Short task: Write out the listing below exactly, and omit any images you find in it.

Supplied information:

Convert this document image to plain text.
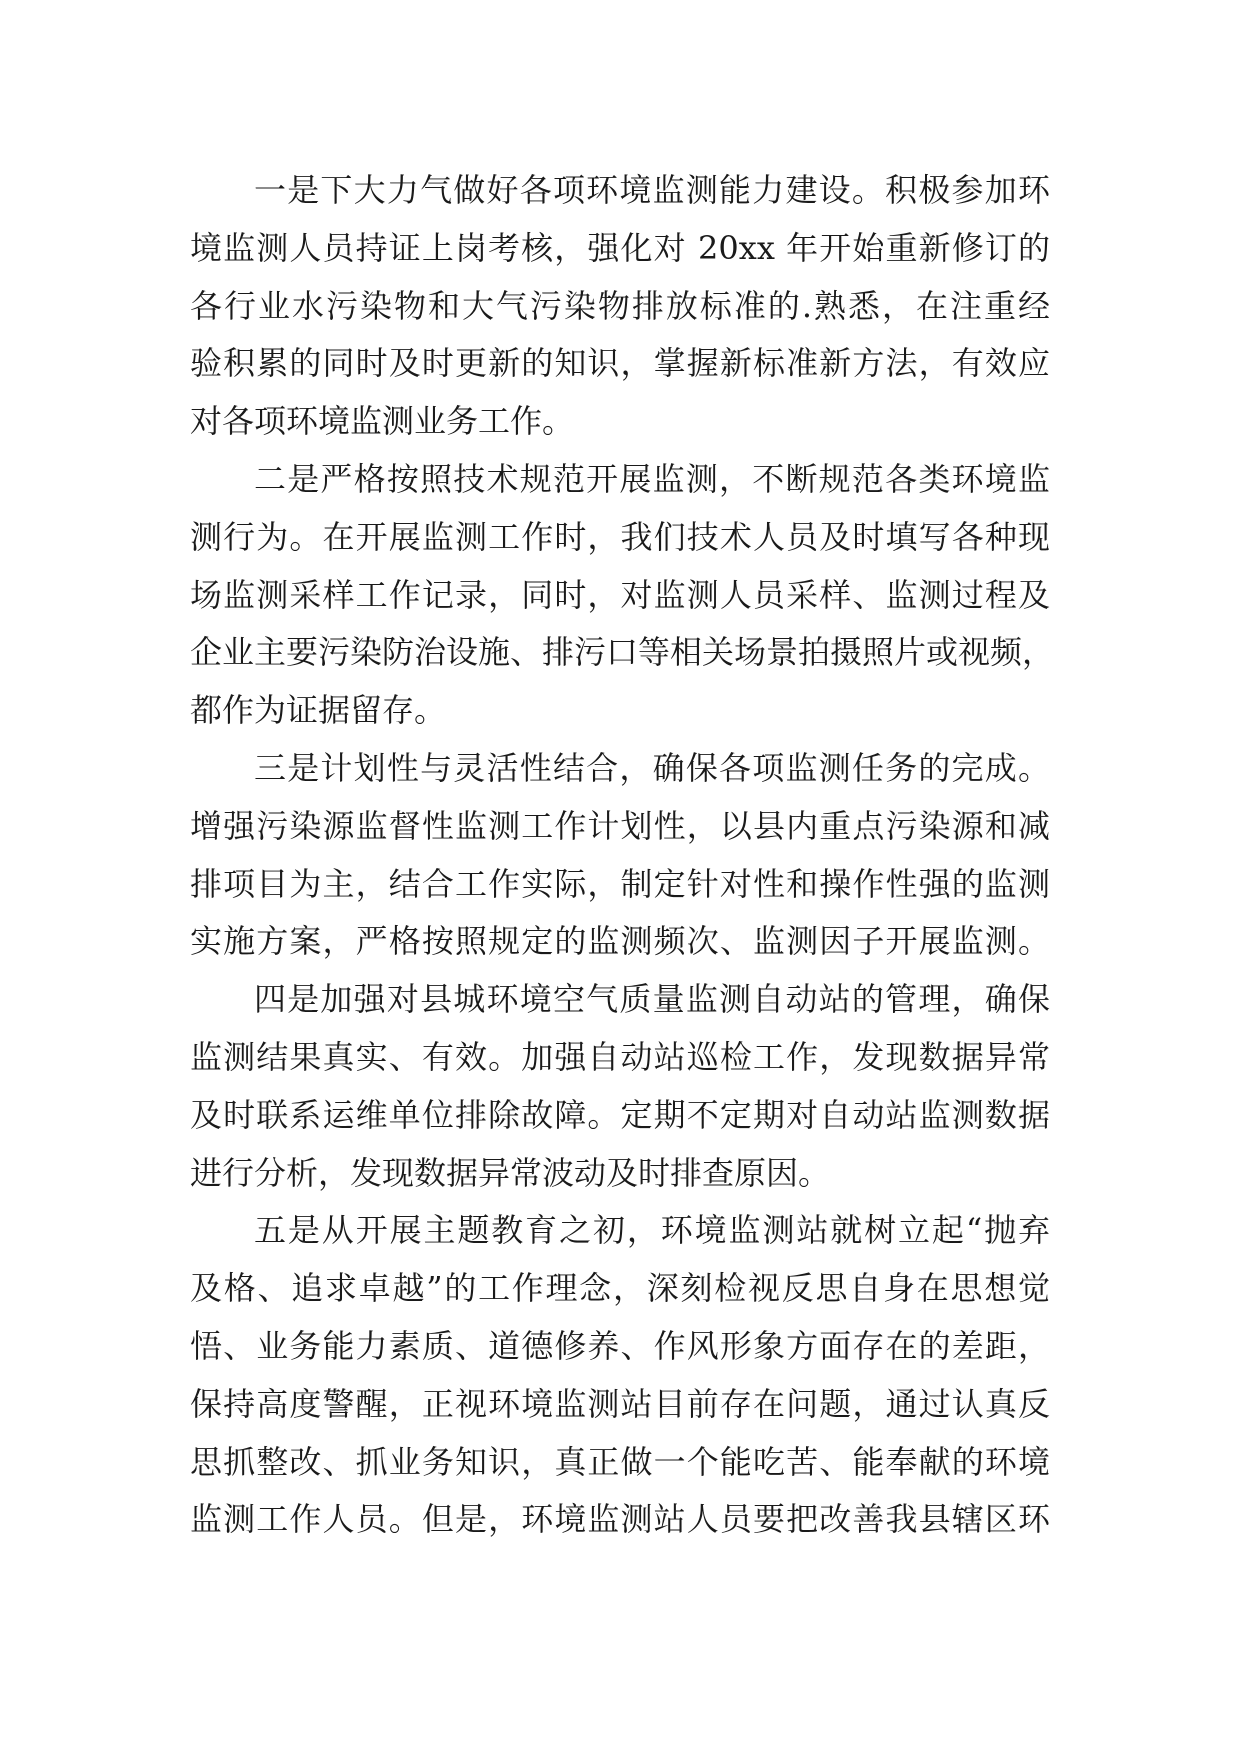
一是下大力气做好各项环境监测能力建设。积极参加环
境监测人员持证上岗考核，强化对 20xx 年开始重新修订的
各行业水污染物和大气污染物排放标准的.熟悉，在注重经
验积累的同时及时更新的知识，掌握新标准新方法，有效应
对各项环境监测业务工作。
二是严格按照技术规范开展监测，不断规范各类环境监
测行为。在开展监测工作时，我们技术人员及时填写各种现
场监测采样工作记录，同时，对监测人员采样、监测过程及
企业主要污染防治设施、排污口等相关场景拍摄照片或视频，
都作为证据留存。
三是计划性与灵活性结合，确保各项监测任务的完成。
增强污染源监督性监测工作计划性，以县内重点污染源和减
排项目为主，结合工作实际，制定针对性和操作性强的监测
实施方案，严格按照规定的监测频次、监测因子开展监测。
四是加强对县城环境空气质量监测自动站的管理，确保
监测结果真实、有效。加强自动站巡检工作，发现数据异常
及时联系运维单位排除故障。定期不定期对自动站监测数据
进行分析，发现数据异常波动及时排查原因。
五是从开展主题教育之初，环境监测站就树立起“抛弃
及格、追求卓越”的工作理念，深刻检视反思自身在思想觉
悟、业务能力素质、道德修养、作风形象方面存在的差距，
保持高度警醒，正视环境监测站目前存在问题，通过认真反
思抓整改、抓业务知识，真正做一个能吃苦、能奉献的环境
监测工作人员。但是，环境监测站人员要把改善我县辖区环
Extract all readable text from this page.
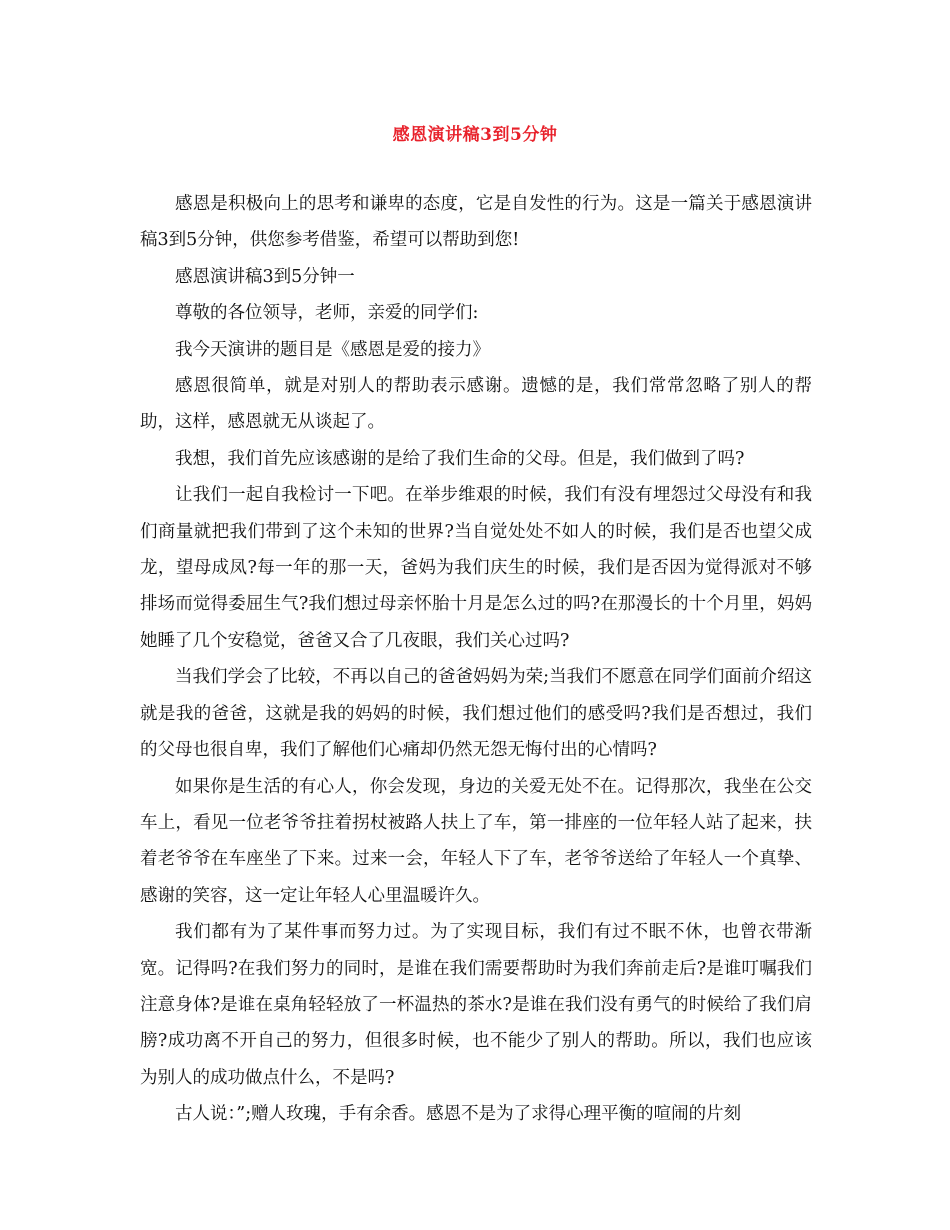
感恩演讲稿3到5分钟

感恩是积极向上的思考和谦卑的态度，它是自发性的行为。这是一篇关于感恩演讲稿3到5分钟，供您参考借鉴，希望可以帮助到您!

感恩演讲稿3到5分钟一

尊敬的各位领导，老师，亲爱的同学们:

我今天演讲的题目是《感恩是爱的接力》

感恩很简单，就是对别人的帮助表示感谢。遗憾的是，我们常常忽略了别人的帮助，这样，感恩就无从谈起了。

我想，我们首先应该感谢的是给了我们生命的父母。但是，我们做到了吗?

让我们一起自我检讨一下吧。在举步维艰的时候，我们有没有埋怨过父母没有和我们商量就把我们带到了这个未知的世界?当自觉处处不如人的时候，我们是否也望父成龙，望母成凤?每一年的那一天，爸妈为我们庆生的时候，我们是否因为觉得派对不够排场而觉得委屈生气?我们想过母亲怀胎十月是怎么过的吗?在那漫长的十个月里，妈妈她睡了几个安稳觉，爸爸又合了几夜眼，我们关心过吗?

当我们学会了比较，不再以自己的爸爸妈妈为荣;当我们不愿意在同学们面前介绍这就是我的爸爸，这就是我的妈妈的时候，我们想过他们的感受吗?我们是否想过，我们的父母也很自卑，我们了解他们心痛却仍然无怨无悔付出的心情吗?

如果你是生活的有心人，你会发现，身边的关爱无处不在。记得那次，我坐在公交车上，看见一位老爷爷拄着拐杖被路人扶上了车，第一排座的一位年轻人站了起来，扶着老爷爷在车座坐了下来。过来一会，年轻人下了车，老爷爷送给了年轻人一个真挚、感谢的笑容，这一定让年轻人心里温暖许久。

我们都有为了某件事而努力过。为了实现目标，我们有过不眠不休，也曾衣带渐宽。记得吗?在我们努力的同时，是谁在我们需要帮助时为我们奔前走后?是谁叮嘱我们注意身体?是谁在桌角轻轻放了一杯温热的茶水?是谁在我们没有勇气的时候给了我们肩膀?成功离不开自己的努力，但很多时候，也不能少了别人的帮助。所以，我们也应该为别人的成功做点什么，不是吗?

古人说：”;赠人玫瑰，手有余香。感恩不是为了求得心理平衡的喧闹的片刻
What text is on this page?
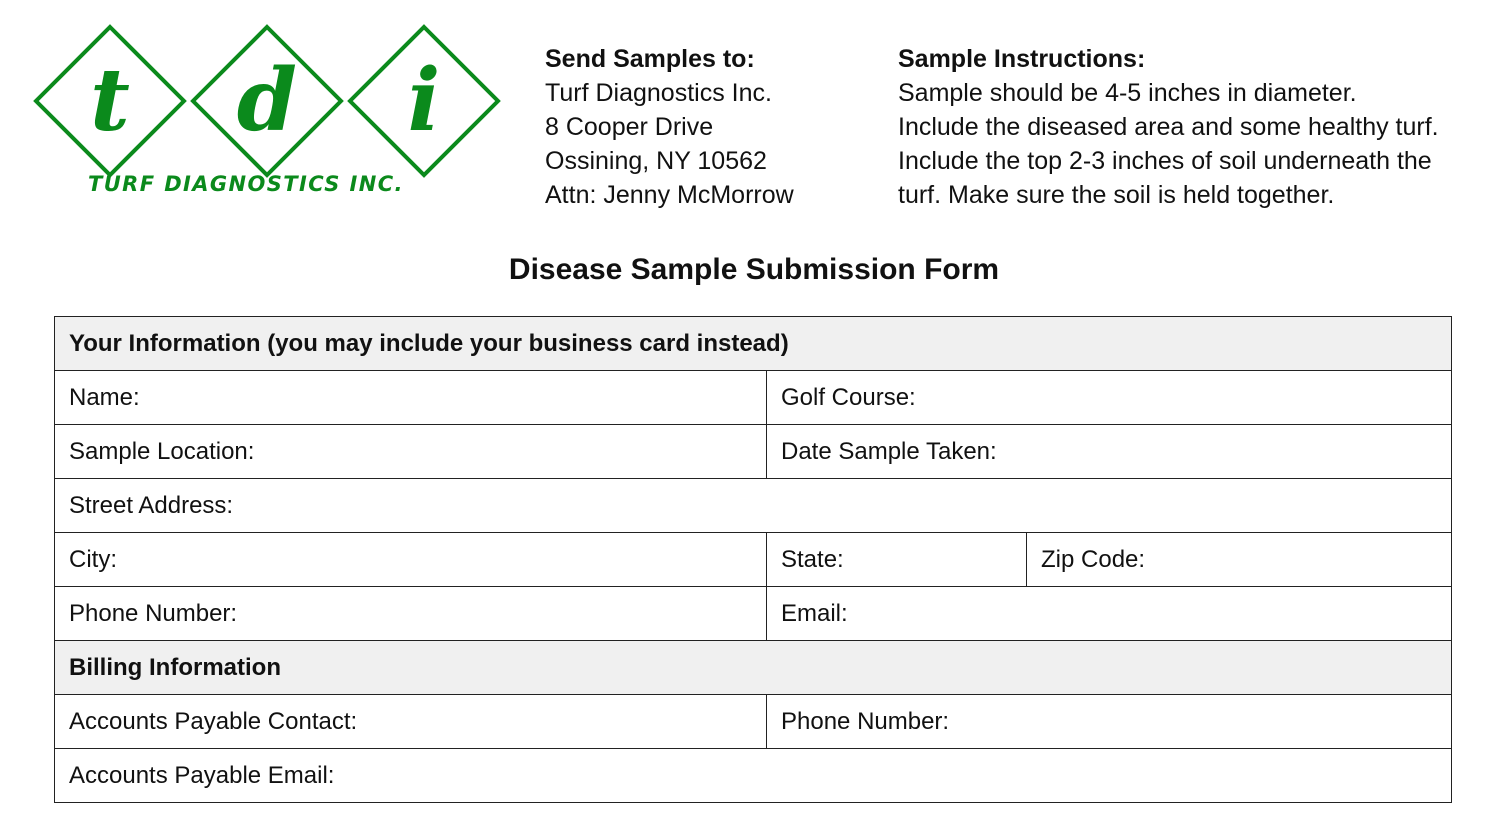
t d i
TURF DIAGNOSTICS INC.
Send Samples to:
Turf Diagnostics Inc.
8 Cooper Drive
Ossining, NY 10562
Attn: Jenny McMorrow
Sample Instructions:
Sample should be 4-5 inches in diameter.
Include the diseased area and some healthy turf.
Include the top 2-3 inches of soil underneath the
turf. Make sure the soil is held together.
Disease Sample Submission Form
Your Information (you may include your business card instead)		
Name:	Golf Course:	
Sample Location:	Date Sample Taken:	
Street Address:		
City:	State:	Zip Code:
Phone Number:	Email:	
Billing Information		
Accounts Payable Contact:	Phone Number:	
Accounts Payable Email:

The solution:
Convert this document image to plain text.
一是下大力气做好各项环境监测能力建设。积极参加环
境监测人员持证上岗考核，强化对 20xx 年开始重新修订的
各行业水污染物和大气污染物排放标准的.熟悉，在注重经
验积累的同时及时更新的知识，掌握新标准新方法，有效应
对各项环境监测业务工作。
二是严格按照技术规范开展监测，不断规范各类环境监
测行为。在开展监测工作时，我们技术人员及时填写各种现
场监测采样工作记录，同时，对监测人员采样、监测过程及
企业主要污染防治设施、排污口等相关场景拍摄照片或视频，
都作为证据留存。
三是计划性与灵活性结合，确保各项监测任务的完成。
增强污染源监督性监测工作计划性，以县内重点污染源和减
排项目为主，结合工作实际，制定针对性和操作性强的监测
实施方案，严格按照规定的监测频次、监测因子开展监测。
四是加强对县城环境空气质量监测自动站的管理，确保
监测结果真实、有效。加强自动站巡检工作，发现数据异常
及时联系运维单位排除故障。定期不定期对自动站监测数据
进行分析，发现数据异常波动及时排查原因。
五是从开展主题教育之初，环境监测站就树立起“抛弃
及格、追求卓越”的工作理念，深刻检视反思自身在思想觉
悟、业务能力素质、道德修养、作风形象方面存在的差距，
保持高度警醒，正视环境监测站目前存在问题，通过认真反
思抓整改、抓业务知识，真正做一个能吃苦、能奉献的环境
监测工作人员。但是，环境监测站人员要把改善我县辖区环
Extract all readable text from this page.
感恩演讲稿3到5分钟

感恩是积极向上的思考和谦卑的态度，它是自发性的行为。这是一篇关于感恩演讲稿3到5分钟，供您参考借鉴，希望可以帮助到您!

感恩演讲稿3到5分钟一

尊敬的各位领导，老师，亲爱的同学们:

我今天演讲的题目是《感恩是爱的接力》

感恩很简单，就是对别人的帮助表示感谢。遗憾的是，我们常常忽略了别人的帮助，这样，感恩就无从谈起了。

我想，我们首先应该感谢的是给了我们生命的父母。但是，我们做到了吗?

让我们一起自我检讨一下吧。在举步维艰的时候，我们有没有埋怨过父母没有和我们商量就把我们带到了这个未知的世界?当自觉处处不如人的时候，我们是否也望父成龙，望母成凤?每一年的那一天，爸妈为我们庆生的时候，我们是否因为觉得派对不够排场而觉得委屈生气?我们想过母亲怀胎十月是怎么过的吗?在那漫长的十个月里，妈妈她睡了几个安稳觉，爸爸又合了几夜眼，我们关心过吗?

当我们学会了比较，不再以自己的爸爸妈妈为荣;当我们不愿意在同学们面前介绍这就是我的爸爸，这就是我的妈妈的时候，我们想过他们的感受吗?我们是否想过，我们的父母也很自卑，我们了解他们心痛却仍然无怨无悔付出的心情吗?

如果你是生活的有心人，你会发现，身边的关爱无处不在。记得那次，我坐在公交车上，看见一位老爷爷拄着拐杖被路人扶上了车，第一排座的一位年轻人站了起来，扶着老爷爷在车座坐了下来。过来一会，年轻人下了车，老爷爷送给了年轻人一个真挚、感谢的笑容，这一定让年轻人心里温暖许久。

我们都有为了某件事而努力过。为了实现目标，我们有过不眠不休，也曾衣带渐宽。记得吗?在我们努力的同时，是谁在我们需要帮助时为我们奔前走后?是谁叮嘱我们注意身体?是谁在桌角轻轻放了一杯温热的茶水?是谁在我们没有勇气的时候给了我们肩膀?成功离不开自己的努力，但很多时候，也不能少了别人的帮助。所以，我们也应该为别人的成功做点什么，不是吗?

古人说：”;赠人玫瑰，手有余香。感恩不是为了求得心理平衡的喧闹的片刻
What text is on this page?
t d i
TURF DIAGNOSTICS INC.
Send Samples to:
Turf Diagnostics Inc.
8 Cooper Drive
Ossining, NY 10562
Attn: Jenny McMorrow
Sample Instructions:
Sample should be 4-5 inches in diameter.
Include the diseased area and some healthy turf.
Include the top 2-3 inches of soil underneath the
turf. Make sure the soil is held together.
Disease Sample Submission Form
Your Information (you may include your business card instead)		
Name:	Golf Course:	
Sample Location:	Date Sample Taken:	
Street Address:		
City:	State:	Zip Code:
Phone Number:	Email:	
Billing Information		
Accounts Payable Contact:	Phone Number:	
Accounts Payable Email:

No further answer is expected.